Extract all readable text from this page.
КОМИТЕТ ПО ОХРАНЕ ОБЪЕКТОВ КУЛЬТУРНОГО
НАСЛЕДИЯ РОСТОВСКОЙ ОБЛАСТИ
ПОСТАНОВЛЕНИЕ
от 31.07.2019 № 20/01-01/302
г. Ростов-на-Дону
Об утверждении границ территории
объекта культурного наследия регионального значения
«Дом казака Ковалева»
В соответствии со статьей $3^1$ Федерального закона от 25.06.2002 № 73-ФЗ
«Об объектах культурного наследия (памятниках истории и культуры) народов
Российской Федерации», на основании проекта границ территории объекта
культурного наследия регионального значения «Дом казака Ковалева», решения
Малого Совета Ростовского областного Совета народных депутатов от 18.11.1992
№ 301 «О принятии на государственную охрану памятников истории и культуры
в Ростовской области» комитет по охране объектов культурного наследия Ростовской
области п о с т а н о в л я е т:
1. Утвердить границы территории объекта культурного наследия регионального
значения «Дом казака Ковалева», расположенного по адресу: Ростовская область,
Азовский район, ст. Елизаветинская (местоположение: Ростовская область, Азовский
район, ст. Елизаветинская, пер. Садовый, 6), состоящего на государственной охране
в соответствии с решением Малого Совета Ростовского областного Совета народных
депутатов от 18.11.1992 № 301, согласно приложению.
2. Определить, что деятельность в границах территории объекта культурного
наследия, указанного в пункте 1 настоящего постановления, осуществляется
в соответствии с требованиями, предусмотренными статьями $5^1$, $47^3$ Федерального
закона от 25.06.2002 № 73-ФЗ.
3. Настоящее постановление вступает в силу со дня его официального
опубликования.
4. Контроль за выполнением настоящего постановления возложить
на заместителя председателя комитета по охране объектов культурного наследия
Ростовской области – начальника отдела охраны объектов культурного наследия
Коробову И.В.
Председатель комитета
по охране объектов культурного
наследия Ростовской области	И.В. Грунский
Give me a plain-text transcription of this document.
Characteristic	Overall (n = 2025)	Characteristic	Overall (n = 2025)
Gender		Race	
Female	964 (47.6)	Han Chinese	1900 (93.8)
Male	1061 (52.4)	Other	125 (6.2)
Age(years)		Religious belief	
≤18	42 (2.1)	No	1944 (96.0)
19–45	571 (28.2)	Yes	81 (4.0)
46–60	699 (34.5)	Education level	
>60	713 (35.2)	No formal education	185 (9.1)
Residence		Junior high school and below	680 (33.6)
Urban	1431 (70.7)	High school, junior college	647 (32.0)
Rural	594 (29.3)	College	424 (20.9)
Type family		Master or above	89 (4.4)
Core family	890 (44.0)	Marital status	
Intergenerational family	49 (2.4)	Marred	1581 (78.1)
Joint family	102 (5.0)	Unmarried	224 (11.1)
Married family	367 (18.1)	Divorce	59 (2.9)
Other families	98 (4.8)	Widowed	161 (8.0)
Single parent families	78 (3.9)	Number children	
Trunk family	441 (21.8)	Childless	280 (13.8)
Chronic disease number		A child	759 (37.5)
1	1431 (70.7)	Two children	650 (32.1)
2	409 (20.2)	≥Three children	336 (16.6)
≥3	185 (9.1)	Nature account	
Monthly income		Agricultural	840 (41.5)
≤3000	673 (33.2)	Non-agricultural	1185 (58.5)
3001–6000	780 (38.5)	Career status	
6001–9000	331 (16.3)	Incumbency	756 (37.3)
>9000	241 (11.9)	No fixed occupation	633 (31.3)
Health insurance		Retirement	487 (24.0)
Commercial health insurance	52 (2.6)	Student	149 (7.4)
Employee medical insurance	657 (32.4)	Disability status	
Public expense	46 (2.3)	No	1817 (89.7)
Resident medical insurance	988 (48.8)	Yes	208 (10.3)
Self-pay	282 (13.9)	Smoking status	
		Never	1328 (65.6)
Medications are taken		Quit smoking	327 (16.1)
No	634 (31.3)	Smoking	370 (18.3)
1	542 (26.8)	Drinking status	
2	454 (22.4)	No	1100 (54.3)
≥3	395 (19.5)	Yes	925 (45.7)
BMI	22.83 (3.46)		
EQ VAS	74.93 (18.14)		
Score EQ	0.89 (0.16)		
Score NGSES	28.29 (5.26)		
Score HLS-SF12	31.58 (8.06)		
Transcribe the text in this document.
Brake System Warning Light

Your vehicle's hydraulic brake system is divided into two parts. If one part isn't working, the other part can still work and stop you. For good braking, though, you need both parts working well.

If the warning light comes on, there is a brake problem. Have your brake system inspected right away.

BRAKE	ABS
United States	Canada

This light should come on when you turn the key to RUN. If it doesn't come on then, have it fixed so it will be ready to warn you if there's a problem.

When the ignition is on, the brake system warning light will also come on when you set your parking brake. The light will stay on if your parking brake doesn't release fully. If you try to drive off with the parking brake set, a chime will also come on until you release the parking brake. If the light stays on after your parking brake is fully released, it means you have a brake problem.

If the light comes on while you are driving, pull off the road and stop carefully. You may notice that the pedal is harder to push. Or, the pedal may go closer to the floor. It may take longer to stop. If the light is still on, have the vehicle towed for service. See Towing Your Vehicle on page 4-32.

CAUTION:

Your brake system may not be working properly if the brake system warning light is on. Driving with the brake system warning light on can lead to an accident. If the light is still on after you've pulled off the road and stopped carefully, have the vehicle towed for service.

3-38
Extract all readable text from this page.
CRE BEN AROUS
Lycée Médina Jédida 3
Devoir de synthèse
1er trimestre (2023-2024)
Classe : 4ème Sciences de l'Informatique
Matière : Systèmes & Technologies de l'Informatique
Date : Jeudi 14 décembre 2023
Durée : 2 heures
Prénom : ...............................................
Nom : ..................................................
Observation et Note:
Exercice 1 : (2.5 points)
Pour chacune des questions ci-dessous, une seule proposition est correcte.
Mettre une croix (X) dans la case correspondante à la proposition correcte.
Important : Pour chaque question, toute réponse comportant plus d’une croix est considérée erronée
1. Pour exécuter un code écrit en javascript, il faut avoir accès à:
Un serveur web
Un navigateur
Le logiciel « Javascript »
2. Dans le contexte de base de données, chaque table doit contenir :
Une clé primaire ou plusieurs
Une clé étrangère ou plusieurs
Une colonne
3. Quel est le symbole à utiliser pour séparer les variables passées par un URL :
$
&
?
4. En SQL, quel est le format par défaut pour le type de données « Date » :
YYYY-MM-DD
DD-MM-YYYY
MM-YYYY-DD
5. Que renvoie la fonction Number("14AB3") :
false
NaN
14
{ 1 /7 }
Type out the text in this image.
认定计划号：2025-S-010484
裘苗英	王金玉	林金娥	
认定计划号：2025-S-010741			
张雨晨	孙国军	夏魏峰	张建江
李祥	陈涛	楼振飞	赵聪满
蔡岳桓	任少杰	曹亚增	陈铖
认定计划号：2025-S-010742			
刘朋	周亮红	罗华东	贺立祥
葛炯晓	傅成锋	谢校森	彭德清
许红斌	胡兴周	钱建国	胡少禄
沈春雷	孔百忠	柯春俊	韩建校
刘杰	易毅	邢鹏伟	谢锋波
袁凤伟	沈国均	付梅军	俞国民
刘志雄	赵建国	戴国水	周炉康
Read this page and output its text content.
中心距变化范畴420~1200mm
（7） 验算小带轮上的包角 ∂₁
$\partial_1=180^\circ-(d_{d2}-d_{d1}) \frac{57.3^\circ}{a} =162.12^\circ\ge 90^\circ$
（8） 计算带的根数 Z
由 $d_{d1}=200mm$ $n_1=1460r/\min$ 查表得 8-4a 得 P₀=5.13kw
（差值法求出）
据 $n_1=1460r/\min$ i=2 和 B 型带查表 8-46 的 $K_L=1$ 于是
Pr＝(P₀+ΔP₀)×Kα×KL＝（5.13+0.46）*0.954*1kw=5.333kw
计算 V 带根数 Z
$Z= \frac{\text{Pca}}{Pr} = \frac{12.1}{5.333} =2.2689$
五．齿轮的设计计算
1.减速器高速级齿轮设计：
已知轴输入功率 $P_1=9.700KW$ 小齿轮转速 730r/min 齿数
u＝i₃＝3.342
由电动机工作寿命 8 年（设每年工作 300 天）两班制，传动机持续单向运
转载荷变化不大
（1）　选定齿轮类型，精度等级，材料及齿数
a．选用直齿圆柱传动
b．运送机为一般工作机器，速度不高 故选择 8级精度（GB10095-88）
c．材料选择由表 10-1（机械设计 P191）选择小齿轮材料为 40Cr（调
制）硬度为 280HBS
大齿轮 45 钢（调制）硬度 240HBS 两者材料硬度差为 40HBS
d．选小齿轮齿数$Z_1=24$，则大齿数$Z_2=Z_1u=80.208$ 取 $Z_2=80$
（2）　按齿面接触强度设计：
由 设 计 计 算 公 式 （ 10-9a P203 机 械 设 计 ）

## INSTRUCTION
Which lines hold the word "область"? Copy all of them.

## RESPONSE TO THIS EXERCISE
значения «Дом казака Ковалева», расположенного по адресу: Ростовская область,
Азовский район, ст. Елизаветинская (местоположение: Ростовская область, Азовский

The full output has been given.